Spot each line that carries the word "NATIONAL"; copy those lines.

— Start SUPPLIED MATERIAL —

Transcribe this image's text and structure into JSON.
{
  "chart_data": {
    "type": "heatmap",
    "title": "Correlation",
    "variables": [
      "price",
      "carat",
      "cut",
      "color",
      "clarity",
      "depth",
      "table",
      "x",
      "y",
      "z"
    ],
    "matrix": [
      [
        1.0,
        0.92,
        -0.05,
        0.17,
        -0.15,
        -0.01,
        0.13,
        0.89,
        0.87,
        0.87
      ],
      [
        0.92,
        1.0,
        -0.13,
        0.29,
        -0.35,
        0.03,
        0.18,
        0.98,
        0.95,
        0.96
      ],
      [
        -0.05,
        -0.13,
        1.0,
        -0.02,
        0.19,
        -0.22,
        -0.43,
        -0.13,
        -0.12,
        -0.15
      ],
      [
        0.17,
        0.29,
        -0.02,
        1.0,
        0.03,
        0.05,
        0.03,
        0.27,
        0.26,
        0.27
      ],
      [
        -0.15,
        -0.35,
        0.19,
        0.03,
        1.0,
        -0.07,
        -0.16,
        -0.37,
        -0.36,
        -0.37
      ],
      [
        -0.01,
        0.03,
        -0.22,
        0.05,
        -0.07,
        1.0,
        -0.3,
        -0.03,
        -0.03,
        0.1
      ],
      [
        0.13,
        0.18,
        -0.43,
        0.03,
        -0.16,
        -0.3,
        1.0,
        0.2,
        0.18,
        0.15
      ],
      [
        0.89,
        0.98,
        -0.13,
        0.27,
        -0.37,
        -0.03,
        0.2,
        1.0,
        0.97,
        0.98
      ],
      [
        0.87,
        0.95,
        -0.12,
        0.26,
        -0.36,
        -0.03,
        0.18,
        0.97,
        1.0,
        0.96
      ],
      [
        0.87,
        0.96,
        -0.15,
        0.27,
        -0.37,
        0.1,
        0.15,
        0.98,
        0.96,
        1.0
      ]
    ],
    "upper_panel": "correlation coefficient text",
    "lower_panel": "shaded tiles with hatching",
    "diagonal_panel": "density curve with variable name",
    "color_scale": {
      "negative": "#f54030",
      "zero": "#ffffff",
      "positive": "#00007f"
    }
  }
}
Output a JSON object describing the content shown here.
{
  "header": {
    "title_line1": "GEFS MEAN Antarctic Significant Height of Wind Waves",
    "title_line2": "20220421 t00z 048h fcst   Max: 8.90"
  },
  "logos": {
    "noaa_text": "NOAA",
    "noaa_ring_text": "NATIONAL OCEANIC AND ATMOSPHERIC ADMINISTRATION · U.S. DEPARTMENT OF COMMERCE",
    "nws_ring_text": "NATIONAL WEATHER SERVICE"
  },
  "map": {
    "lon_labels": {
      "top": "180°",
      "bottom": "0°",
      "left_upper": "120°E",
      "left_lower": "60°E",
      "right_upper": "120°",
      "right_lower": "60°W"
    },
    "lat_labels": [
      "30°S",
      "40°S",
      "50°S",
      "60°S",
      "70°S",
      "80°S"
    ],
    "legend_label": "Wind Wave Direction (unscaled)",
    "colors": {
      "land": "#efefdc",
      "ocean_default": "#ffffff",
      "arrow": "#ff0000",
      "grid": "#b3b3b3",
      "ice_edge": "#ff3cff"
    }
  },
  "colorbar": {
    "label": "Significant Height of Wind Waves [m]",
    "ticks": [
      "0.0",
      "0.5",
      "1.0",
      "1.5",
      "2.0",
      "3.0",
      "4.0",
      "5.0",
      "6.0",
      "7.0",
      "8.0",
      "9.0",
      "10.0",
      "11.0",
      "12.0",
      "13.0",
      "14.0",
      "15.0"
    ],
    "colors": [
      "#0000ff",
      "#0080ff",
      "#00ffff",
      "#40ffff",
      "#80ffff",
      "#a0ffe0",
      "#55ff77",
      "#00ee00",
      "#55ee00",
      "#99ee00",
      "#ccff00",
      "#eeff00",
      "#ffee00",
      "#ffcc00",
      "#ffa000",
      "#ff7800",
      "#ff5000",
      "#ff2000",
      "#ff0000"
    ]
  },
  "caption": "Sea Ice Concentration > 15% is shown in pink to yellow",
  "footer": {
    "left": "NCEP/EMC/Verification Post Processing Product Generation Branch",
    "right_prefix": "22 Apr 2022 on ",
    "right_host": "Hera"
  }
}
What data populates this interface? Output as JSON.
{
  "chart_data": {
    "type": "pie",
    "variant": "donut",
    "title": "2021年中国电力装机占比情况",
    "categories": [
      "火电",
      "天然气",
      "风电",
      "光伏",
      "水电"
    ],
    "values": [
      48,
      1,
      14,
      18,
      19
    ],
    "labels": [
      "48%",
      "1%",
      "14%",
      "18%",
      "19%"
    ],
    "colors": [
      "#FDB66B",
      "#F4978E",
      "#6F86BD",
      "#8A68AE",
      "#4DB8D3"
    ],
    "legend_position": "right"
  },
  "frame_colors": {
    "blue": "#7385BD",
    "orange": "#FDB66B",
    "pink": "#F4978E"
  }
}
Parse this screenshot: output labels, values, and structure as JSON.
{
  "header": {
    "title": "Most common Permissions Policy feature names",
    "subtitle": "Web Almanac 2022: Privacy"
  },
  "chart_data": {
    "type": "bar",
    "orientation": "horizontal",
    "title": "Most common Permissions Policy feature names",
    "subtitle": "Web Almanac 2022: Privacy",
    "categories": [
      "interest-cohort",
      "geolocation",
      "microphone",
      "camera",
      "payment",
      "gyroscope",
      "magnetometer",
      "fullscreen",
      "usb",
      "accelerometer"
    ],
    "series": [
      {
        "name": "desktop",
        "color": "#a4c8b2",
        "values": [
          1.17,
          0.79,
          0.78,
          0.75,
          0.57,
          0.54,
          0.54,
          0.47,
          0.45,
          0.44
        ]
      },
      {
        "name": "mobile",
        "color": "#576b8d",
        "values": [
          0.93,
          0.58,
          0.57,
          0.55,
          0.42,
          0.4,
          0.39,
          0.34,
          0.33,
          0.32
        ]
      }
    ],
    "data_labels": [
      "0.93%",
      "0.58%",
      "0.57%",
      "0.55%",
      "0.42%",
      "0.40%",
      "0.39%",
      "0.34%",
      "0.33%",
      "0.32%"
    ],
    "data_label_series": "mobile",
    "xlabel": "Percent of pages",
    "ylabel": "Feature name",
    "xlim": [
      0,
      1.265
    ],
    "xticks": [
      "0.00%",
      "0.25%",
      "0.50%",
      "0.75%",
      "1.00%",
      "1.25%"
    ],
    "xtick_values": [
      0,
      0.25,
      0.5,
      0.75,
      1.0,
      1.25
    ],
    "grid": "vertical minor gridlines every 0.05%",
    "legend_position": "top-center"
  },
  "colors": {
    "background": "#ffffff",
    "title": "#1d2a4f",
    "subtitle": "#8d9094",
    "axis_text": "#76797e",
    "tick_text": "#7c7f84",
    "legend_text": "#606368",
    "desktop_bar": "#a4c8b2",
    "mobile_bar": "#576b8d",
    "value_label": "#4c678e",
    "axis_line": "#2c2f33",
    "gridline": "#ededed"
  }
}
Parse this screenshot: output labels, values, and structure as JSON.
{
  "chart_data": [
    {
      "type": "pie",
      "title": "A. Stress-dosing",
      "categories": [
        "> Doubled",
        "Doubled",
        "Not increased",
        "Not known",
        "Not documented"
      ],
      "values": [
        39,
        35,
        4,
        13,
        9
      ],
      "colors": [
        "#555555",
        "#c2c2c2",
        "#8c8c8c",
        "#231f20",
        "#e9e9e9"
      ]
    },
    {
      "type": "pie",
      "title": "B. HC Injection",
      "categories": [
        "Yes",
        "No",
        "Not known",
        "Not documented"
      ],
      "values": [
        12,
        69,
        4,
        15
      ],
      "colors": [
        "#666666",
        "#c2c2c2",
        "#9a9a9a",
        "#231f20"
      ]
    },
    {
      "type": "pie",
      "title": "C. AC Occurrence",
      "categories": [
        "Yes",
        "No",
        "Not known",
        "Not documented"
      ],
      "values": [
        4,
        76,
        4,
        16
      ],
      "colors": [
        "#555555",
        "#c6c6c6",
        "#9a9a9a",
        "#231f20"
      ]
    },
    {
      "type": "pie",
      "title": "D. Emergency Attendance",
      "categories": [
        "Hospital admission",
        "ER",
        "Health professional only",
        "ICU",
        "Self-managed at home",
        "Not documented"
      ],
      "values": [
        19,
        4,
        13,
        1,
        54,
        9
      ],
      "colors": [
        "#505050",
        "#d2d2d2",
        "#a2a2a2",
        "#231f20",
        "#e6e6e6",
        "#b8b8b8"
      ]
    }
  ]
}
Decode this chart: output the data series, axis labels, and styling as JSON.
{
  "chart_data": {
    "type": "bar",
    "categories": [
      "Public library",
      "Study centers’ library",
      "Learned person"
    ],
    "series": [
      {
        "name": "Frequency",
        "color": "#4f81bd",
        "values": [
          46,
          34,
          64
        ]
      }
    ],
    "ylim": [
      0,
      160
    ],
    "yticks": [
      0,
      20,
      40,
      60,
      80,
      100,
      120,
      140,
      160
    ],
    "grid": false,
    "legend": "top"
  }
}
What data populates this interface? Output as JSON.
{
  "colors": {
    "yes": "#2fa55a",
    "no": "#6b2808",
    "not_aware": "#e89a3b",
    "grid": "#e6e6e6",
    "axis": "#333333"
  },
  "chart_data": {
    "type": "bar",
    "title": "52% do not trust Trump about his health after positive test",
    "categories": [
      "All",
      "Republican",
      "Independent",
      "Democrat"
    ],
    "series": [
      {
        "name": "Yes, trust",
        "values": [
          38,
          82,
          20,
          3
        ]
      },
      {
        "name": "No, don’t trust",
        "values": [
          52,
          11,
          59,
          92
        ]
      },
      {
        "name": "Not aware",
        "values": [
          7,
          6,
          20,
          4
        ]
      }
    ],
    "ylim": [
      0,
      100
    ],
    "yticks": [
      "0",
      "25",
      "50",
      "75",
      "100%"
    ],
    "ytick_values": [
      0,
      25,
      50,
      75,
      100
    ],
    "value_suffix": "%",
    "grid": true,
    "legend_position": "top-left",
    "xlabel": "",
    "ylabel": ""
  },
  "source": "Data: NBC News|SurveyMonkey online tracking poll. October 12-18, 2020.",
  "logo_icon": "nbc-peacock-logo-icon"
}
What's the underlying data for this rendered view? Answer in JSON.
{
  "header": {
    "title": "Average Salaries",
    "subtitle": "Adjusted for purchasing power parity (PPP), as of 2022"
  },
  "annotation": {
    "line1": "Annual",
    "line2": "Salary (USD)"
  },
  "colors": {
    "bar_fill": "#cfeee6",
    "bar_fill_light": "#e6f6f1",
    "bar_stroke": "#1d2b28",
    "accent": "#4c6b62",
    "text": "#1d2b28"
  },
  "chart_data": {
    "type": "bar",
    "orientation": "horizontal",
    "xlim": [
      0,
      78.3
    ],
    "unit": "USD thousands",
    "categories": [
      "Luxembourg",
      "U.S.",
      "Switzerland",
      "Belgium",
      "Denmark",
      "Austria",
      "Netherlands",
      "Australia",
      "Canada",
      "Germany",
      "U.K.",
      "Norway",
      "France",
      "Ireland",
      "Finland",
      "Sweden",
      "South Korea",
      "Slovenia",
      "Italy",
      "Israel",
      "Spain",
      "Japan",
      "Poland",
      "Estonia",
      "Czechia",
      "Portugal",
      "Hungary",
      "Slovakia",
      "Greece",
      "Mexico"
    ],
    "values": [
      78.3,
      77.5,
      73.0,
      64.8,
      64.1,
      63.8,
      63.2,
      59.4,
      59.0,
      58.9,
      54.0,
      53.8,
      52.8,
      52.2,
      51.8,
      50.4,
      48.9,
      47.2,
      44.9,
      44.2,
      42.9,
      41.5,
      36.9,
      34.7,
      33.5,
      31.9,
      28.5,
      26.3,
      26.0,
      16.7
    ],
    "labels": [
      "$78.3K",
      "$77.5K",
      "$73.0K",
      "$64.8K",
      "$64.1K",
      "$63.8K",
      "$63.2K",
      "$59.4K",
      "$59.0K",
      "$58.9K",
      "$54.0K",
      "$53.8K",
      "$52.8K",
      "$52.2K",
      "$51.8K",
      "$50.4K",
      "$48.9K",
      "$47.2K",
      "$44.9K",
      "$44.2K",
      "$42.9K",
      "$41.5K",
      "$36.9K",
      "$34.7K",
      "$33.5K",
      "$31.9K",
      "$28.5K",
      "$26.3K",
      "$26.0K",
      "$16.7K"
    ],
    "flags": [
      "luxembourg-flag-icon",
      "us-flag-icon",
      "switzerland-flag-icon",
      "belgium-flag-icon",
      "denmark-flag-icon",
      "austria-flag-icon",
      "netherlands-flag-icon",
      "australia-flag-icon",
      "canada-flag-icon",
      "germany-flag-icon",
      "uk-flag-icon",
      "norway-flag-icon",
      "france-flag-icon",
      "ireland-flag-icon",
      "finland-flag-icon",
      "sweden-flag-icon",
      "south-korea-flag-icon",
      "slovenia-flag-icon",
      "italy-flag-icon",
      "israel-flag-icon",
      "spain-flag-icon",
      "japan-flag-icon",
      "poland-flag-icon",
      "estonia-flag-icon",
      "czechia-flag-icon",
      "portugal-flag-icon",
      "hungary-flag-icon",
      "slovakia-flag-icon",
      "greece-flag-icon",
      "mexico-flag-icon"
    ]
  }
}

— End SUPPLIED MATERIAL —

> RESPONSE
    "noaa_ring_text": "NATIONAL OCEANIC AND ATMOSPHERIC ADMINISTRATION · U.S. DEPARTMENT OF COMMERCE",
    "nws_ring_text": "NATIONAL WEATHER SERVICE"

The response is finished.